To be done
Identify the lines that contain the word "printf" and copy each one.

Data provided
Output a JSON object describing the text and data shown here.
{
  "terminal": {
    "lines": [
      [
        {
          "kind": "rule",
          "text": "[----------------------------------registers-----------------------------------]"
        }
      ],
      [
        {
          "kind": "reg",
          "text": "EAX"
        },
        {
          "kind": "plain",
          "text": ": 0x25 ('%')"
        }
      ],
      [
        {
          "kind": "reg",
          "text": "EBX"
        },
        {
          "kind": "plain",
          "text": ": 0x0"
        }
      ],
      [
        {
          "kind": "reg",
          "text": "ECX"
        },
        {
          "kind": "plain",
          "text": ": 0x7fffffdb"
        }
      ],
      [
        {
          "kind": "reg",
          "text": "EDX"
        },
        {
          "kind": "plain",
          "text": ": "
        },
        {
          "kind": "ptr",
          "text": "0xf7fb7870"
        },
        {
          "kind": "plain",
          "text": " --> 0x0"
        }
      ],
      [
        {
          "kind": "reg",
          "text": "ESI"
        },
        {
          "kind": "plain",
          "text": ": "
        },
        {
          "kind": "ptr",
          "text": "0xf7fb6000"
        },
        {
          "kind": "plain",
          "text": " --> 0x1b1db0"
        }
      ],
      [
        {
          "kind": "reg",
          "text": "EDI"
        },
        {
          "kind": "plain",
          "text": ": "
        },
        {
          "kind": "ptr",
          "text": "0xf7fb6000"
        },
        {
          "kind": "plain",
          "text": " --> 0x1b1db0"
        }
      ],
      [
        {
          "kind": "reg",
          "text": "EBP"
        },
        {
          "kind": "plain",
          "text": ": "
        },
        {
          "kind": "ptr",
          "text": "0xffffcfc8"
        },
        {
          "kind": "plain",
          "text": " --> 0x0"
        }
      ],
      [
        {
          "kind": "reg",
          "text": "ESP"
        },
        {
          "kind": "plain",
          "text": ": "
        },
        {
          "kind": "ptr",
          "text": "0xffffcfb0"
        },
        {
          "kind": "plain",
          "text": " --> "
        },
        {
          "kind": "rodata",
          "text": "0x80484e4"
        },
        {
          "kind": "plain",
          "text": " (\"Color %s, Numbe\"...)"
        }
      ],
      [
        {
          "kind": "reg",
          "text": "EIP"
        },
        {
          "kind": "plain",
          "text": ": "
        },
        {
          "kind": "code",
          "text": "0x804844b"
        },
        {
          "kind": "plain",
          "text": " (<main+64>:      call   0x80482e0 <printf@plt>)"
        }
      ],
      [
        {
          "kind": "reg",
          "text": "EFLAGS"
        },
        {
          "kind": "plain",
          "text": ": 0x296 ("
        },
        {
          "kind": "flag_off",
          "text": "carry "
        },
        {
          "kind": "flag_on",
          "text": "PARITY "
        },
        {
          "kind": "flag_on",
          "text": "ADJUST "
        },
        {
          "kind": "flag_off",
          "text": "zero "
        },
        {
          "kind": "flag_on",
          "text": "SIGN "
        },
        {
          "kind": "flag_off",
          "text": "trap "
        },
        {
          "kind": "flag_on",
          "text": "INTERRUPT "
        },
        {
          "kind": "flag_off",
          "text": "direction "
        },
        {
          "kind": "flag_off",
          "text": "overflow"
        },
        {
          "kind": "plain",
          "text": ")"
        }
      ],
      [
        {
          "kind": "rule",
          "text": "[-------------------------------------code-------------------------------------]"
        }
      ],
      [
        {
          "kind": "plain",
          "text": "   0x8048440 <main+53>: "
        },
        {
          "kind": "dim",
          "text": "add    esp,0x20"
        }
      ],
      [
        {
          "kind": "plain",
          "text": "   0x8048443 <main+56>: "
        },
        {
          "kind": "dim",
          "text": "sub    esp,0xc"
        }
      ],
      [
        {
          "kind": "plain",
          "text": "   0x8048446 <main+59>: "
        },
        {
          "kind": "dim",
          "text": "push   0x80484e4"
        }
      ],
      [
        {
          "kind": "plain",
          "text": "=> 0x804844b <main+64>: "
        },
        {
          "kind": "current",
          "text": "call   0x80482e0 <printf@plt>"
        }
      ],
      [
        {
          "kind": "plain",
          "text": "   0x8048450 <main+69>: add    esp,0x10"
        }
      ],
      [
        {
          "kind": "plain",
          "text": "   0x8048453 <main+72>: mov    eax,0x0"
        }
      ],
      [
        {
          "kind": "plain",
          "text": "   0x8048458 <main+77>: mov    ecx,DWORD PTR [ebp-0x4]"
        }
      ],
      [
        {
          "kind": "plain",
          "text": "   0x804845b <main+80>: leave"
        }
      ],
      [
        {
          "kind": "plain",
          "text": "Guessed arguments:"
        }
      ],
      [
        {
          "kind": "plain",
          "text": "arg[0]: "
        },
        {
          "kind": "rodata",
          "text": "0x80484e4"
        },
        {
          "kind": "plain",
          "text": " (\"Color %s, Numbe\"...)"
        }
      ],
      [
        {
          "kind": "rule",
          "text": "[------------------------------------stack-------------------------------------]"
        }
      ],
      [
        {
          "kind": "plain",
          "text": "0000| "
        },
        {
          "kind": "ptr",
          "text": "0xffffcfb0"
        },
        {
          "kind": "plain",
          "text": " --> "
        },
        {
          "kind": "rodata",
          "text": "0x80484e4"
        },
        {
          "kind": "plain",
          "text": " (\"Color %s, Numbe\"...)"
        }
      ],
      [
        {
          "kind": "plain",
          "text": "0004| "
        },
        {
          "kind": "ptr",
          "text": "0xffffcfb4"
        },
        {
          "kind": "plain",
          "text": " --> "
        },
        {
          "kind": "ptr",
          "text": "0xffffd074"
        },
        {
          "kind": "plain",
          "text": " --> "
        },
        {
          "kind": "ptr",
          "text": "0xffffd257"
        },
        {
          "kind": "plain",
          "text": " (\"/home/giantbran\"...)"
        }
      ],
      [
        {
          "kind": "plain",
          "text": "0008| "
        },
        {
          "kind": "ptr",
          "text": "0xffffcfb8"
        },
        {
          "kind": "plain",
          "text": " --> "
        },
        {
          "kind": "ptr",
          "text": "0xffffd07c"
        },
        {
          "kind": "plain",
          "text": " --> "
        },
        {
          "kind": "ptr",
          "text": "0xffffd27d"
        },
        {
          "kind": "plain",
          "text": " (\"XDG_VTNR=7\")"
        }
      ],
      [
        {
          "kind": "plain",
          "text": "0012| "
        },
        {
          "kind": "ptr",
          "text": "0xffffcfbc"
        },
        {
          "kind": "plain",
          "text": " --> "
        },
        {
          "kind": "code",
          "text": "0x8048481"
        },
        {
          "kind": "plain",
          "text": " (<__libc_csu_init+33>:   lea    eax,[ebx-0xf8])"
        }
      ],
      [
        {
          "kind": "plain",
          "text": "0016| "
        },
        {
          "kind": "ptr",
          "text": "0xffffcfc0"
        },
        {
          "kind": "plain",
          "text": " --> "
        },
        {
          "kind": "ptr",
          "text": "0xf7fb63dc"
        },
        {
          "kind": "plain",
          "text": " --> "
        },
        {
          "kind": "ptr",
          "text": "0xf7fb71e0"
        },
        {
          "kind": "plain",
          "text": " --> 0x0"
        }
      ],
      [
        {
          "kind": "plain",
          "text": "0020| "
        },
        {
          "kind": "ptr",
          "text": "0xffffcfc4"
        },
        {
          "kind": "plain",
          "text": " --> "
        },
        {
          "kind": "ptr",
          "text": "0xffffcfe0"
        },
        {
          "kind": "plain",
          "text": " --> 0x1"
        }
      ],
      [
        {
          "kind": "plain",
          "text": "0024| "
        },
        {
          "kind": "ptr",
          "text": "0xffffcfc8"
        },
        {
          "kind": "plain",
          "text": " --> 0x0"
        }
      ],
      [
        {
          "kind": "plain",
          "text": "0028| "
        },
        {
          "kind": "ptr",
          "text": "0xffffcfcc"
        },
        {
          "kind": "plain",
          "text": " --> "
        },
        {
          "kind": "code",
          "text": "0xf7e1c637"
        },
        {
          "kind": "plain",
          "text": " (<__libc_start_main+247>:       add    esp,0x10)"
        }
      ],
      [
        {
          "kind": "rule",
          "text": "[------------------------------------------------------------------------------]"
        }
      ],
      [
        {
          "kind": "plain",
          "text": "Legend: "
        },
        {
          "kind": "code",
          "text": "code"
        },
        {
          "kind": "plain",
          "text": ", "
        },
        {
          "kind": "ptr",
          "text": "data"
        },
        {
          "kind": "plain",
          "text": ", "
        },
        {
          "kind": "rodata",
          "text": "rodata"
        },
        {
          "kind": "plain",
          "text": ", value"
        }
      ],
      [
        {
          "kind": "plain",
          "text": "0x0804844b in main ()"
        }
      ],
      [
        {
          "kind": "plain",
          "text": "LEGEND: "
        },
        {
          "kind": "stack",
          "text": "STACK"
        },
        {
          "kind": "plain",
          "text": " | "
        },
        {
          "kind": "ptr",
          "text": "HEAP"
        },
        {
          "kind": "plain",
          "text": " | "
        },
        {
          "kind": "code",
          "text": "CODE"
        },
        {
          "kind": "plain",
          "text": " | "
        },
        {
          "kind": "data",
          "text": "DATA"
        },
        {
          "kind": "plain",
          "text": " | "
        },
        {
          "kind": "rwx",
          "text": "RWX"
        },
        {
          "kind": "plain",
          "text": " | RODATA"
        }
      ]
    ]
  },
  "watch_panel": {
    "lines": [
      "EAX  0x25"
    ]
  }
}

Exercise result
          "text": " (<main+64>:      call   0x80482e0 <printf@plt>)"
          "text": "call   0x80482e0 <printf@plt>"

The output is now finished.